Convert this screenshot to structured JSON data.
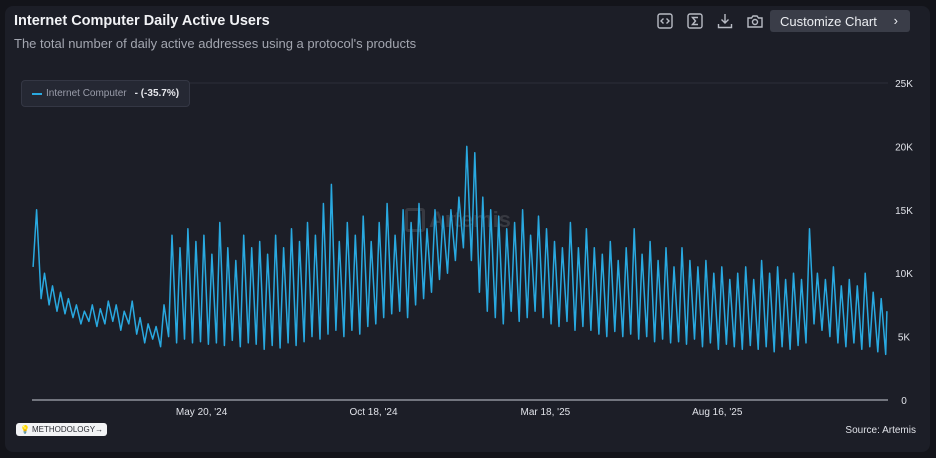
{
  "header": {
    "title": "Internet Computer Daily Active Users",
    "subtitle": "The total number of daily active addresses using a protocol's products"
  },
  "toolbar": {
    "icons": [
      "embed-icon",
      "sigma-icon",
      "download-icon",
      "camera-icon"
    ],
    "customize_label": "Customize Chart",
    "customize_chevron": "›"
  },
  "footer": {
    "methodology_label": "METHODOLOGY",
    "methodology_arrow": "→",
    "source": "Source: Artemis"
  },
  "watermark": "Artemis",
  "colors": {
    "series": "#29a9e0",
    "background": "#1c1e27"
  },
  "chart_data": {
    "type": "line",
    "title": "Internet Computer Daily Active Users",
    "legend": {
      "position": "top-left",
      "entries": [
        {
          "name": "Internet Computer",
          "change": "- (-35.7%)"
        }
      ]
    },
    "y_ticks": [
      "0",
      "5K",
      "10K",
      "15K",
      "20K",
      "25K"
    ],
    "ylim": [
      0,
      25000
    ],
    "xlim": [
      "2023-12-23",
      "2026-01-13"
    ],
    "x_ticks": [
      {
        "date": "2024-05-20",
        "label": "May 20, '24"
      },
      {
        "date": "2024-10-18",
        "label": "Oct 18, '24"
      },
      {
        "date": "2025-03-18",
        "label": "Mar 18, '25"
      },
      {
        "date": "2025-08-16",
        "label": "Aug 16, '25"
      }
    ],
    "grid": false,
    "series": [
      {
        "name": "Internet Computer",
        "points": [
          [
            "2023-12-24",
            10500
          ],
          [
            "2023-12-27",
            15000
          ],
          [
            "2023-12-31",
            8000
          ],
          [
            "2024-01-03",
            10000
          ],
          [
            "2024-01-07",
            7500
          ],
          [
            "2024-01-10",
            9000
          ],
          [
            "2024-01-14",
            7000
          ],
          [
            "2024-01-17",
            8500
          ],
          [
            "2024-01-21",
            6800
          ],
          [
            "2024-01-24",
            8000
          ],
          [
            "2024-01-28",
            6500
          ],
          [
            "2024-01-31",
            7500
          ],
          [
            "2024-02-04",
            6000
          ],
          [
            "2024-02-07",
            7000
          ],
          [
            "2024-02-11",
            6200
          ],
          [
            "2024-02-14",
            7500
          ],
          [
            "2024-02-18",
            5800
          ],
          [
            "2024-02-21",
            7200
          ],
          [
            "2024-02-25",
            6000
          ],
          [
            "2024-02-28",
            7800
          ],
          [
            "2024-03-03",
            6200
          ],
          [
            "2024-03-06",
            7500
          ],
          [
            "2024-03-10",
            5500
          ],
          [
            "2024-03-13",
            7000
          ],
          [
            "2024-03-17",
            6000
          ],
          [
            "2024-03-20",
            7800
          ],
          [
            "2024-03-24",
            5200
          ],
          [
            "2024-03-27",
            6500
          ],
          [
            "2024-03-31",
            4500
          ],
          [
            "2024-04-03",
            6000
          ],
          [
            "2024-04-07",
            4800
          ],
          [
            "2024-04-10",
            5800
          ],
          [
            "2024-04-14",
            4200
          ],
          [
            "2024-04-17",
            7500
          ],
          [
            "2024-04-21",
            5000
          ],
          [
            "2024-04-24",
            13000
          ],
          [
            "2024-04-28",
            4500
          ],
          [
            "2024-05-01",
            12000
          ],
          [
            "2024-05-05",
            4800
          ],
          [
            "2024-05-08",
            13500
          ],
          [
            "2024-05-12",
            4500
          ],
          [
            "2024-05-15",
            12500
          ],
          [
            "2024-05-19",
            4600
          ],
          [
            "2024-05-22",
            13000
          ],
          [
            "2024-05-26",
            4400
          ],
          [
            "2024-05-29",
            11500
          ],
          [
            "2024-06-02",
            4500
          ],
          [
            "2024-06-05",
            14000
          ],
          [
            "2024-06-09",
            4300
          ],
          [
            "2024-06-12",
            12000
          ],
          [
            "2024-06-16",
            4700
          ],
          [
            "2024-06-19",
            11000
          ],
          [
            "2024-06-23",
            4200
          ],
          [
            "2024-06-26",
            13000
          ],
          [
            "2024-06-30",
            4500
          ],
          [
            "2024-07-03",
            12000
          ],
          [
            "2024-07-07",
            4400
          ],
          [
            "2024-07-10",
            12500
          ],
          [
            "2024-07-14",
            4000
          ],
          [
            "2024-07-17",
            11500
          ],
          [
            "2024-07-21",
            4300
          ],
          [
            "2024-07-24",
            13000
          ],
          [
            "2024-07-28",
            4100
          ],
          [
            "2024-07-31",
            12000
          ],
          [
            "2024-08-04",
            4500
          ],
          [
            "2024-08-07",
            13500
          ],
          [
            "2024-08-11",
            4300
          ],
          [
            "2024-08-14",
            12500
          ],
          [
            "2024-08-18",
            4600
          ],
          [
            "2024-08-21",
            14000
          ],
          [
            "2024-08-25",
            5000
          ],
          [
            "2024-08-28",
            13000
          ],
          [
            "2024-09-01",
            4800
          ],
          [
            "2024-09-04",
            15500
          ],
          [
            "2024-09-08",
            5200
          ],
          [
            "2024-09-11",
            17000
          ],
          [
            "2024-09-15",
            5500
          ],
          [
            "2024-09-18",
            12500
          ],
          [
            "2024-09-22",
            5000
          ],
          [
            "2024-09-25",
            14000
          ],
          [
            "2024-09-29",
            5500
          ],
          [
            "2024-10-02",
            13000
          ],
          [
            "2024-10-06",
            5200
          ],
          [
            "2024-10-09",
            14500
          ],
          [
            "2024-10-13",
            5800
          ],
          [
            "2024-10-16",
            12500
          ],
          [
            "2024-10-20",
            6000
          ],
          [
            "2024-10-23",
            14000
          ],
          [
            "2024-10-27",
            6500
          ],
          [
            "2024-10-30",
            15500
          ],
          [
            "2024-11-03",
            6800
          ],
          [
            "2024-11-06",
            13000
          ],
          [
            "2024-11-10",
            7000
          ],
          [
            "2024-11-13",
            15000
          ],
          [
            "2024-11-17",
            6500
          ],
          [
            "2024-11-20",
            14000
          ],
          [
            "2024-11-24",
            7500
          ],
          [
            "2024-11-27",
            15500
          ],
          [
            "2024-12-01",
            8000
          ],
          [
            "2024-12-04",
            13500
          ],
          [
            "2024-12-08",
            8500
          ],
          [
            "2024-12-11",
            15000
          ],
          [
            "2024-12-15",
            9500
          ],
          [
            "2024-12-18",
            14500
          ],
          [
            "2024-12-22",
            10000
          ],
          [
            "2024-12-25",
            15000
          ],
          [
            "2024-12-29",
            11000
          ],
          [
            "2025-01-01",
            16000
          ],
          [
            "2025-01-05",
            12000
          ],
          [
            "2025-01-08",
            20000
          ],
          [
            "2025-01-12",
            11000
          ],
          [
            "2025-01-15",
            19500
          ],
          [
            "2025-01-19",
            8500
          ],
          [
            "2025-01-22",
            16000
          ],
          [
            "2025-01-26",
            7000
          ],
          [
            "2025-01-29",
            15000
          ],
          [
            "2025-02-02",
            6500
          ],
          [
            "2025-02-05",
            14500
          ],
          [
            "2025-02-09",
            6000
          ],
          [
            "2025-02-12",
            13500
          ],
          [
            "2025-02-16",
            7000
          ],
          [
            "2025-02-19",
            14000
          ],
          [
            "2025-02-23",
            6200
          ],
          [
            "2025-02-26",
            15000
          ],
          [
            "2025-03-02",
            6500
          ],
          [
            "2025-03-05",
            13000
          ],
          [
            "2025-03-09",
            7000
          ],
          [
            "2025-03-12",
            14500
          ],
          [
            "2025-03-16",
            6500
          ],
          [
            "2025-03-19",
            13500
          ],
          [
            "2025-03-23",
            6000
          ],
          [
            "2025-03-26",
            12500
          ],
          [
            "2025-03-30",
            5800
          ],
          [
            "2025-04-02",
            12000
          ],
          [
            "2025-04-06",
            6200
          ],
          [
            "2025-04-09",
            14000
          ],
          [
            "2025-04-13",
            5500
          ],
          [
            "2025-04-16",
            12000
          ],
          [
            "2025-04-20",
            5800
          ],
          [
            "2025-04-23",
            13500
          ],
          [
            "2025-04-27",
            5500
          ],
          [
            "2025-04-30",
            12000
          ],
          [
            "2025-05-04",
            5200
          ],
          [
            "2025-05-07",
            11500
          ],
          [
            "2025-05-11",
            5000
          ],
          [
            "2025-05-14",
            12500
          ],
          [
            "2025-05-18",
            5400
          ],
          [
            "2025-05-21",
            11000
          ],
          [
            "2025-05-25",
            5000
          ],
          [
            "2025-05-28",
            12000
          ],
          [
            "2025-06-01",
            5200
          ],
          [
            "2025-06-04",
            13500
          ],
          [
            "2025-06-08",
            4800
          ],
          [
            "2025-06-11",
            11500
          ],
          [
            "2025-06-15",
            5000
          ],
          [
            "2025-06-18",
            12500
          ],
          [
            "2025-06-22",
            4600
          ],
          [
            "2025-06-25",
            11000
          ],
          [
            "2025-06-29",
            4800
          ],
          [
            "2025-07-02",
            12000
          ],
          [
            "2025-07-06",
            4500
          ],
          [
            "2025-07-09",
            10500
          ],
          [
            "2025-07-13",
            4600
          ],
          [
            "2025-07-16",
            12000
          ],
          [
            "2025-07-20",
            4400
          ],
          [
            "2025-07-23",
            11000
          ],
          [
            "2025-07-27",
            4800
          ],
          [
            "2025-07-30",
            10500
          ],
          [
            "2025-08-03",
            4200
          ],
          [
            "2025-08-06",
            11000
          ],
          [
            "2025-08-10",
            4500
          ],
          [
            "2025-08-13",
            10000
          ],
          [
            "2025-08-17",
            4000
          ],
          [
            "2025-08-20",
            10500
          ],
          [
            "2025-08-24",
            4400
          ],
          [
            "2025-08-27",
            9500
          ],
          [
            "2025-08-31",
            4200
          ],
          [
            "2025-09-03",
            10000
          ],
          [
            "2025-09-07",
            4000
          ],
          [
            "2025-09-10",
            10500
          ],
          [
            "2025-09-14",
            4300
          ],
          [
            "2025-09-17",
            9500
          ],
          [
            "2025-09-21",
            4000
          ],
          [
            "2025-09-24",
            11000
          ],
          [
            "2025-09-28",
            4200
          ],
          [
            "2025-10-01",
            10000
          ],
          [
            "2025-10-05",
            3800
          ],
          [
            "2025-10-08",
            10500
          ],
          [
            "2025-10-12",
            4200
          ],
          [
            "2025-10-15",
            9500
          ],
          [
            "2025-10-19",
            4000
          ],
          [
            "2025-10-22",
            10000
          ],
          [
            "2025-10-26",
            4300
          ],
          [
            "2025-10-29",
            9500
          ],
          [
            "2025-11-02",
            4500
          ],
          [
            "2025-11-05",
            13500
          ],
          [
            "2025-11-09",
            6000
          ],
          [
            "2025-11-12",
            10000
          ],
          [
            "2025-11-16",
            5500
          ],
          [
            "2025-11-19",
            9500
          ],
          [
            "2025-11-23",
            5000
          ],
          [
            "2025-11-26",
            10500
          ],
          [
            "2025-11-30",
            4500
          ],
          [
            "2025-12-03",
            9000
          ],
          [
            "2025-12-07",
            4200
          ],
          [
            "2025-12-10",
            9500
          ],
          [
            "2025-12-14",
            4500
          ],
          [
            "2025-12-17",
            9000
          ],
          [
            "2025-12-21",
            4000
          ],
          [
            "2025-12-24",
            10000
          ],
          [
            "2025-12-28",
            4200
          ],
          [
            "2025-12-31",
            8500
          ],
          [
            "2026-01-04",
            3800
          ],
          [
            "2026-01-07",
            8000
          ],
          [
            "2026-01-11",
            3600
          ],
          [
            "2026-01-12",
            7000
          ]
        ]
      }
    ]
  }
}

────────────────

## Work to do
Isolate the lines above that contain the word "date" and copy them.

## Solution
        "date": "2024-05-20",
        "date": "2024-10-18",
        "date": "2025-03-18",
        "date": "2025-08-16",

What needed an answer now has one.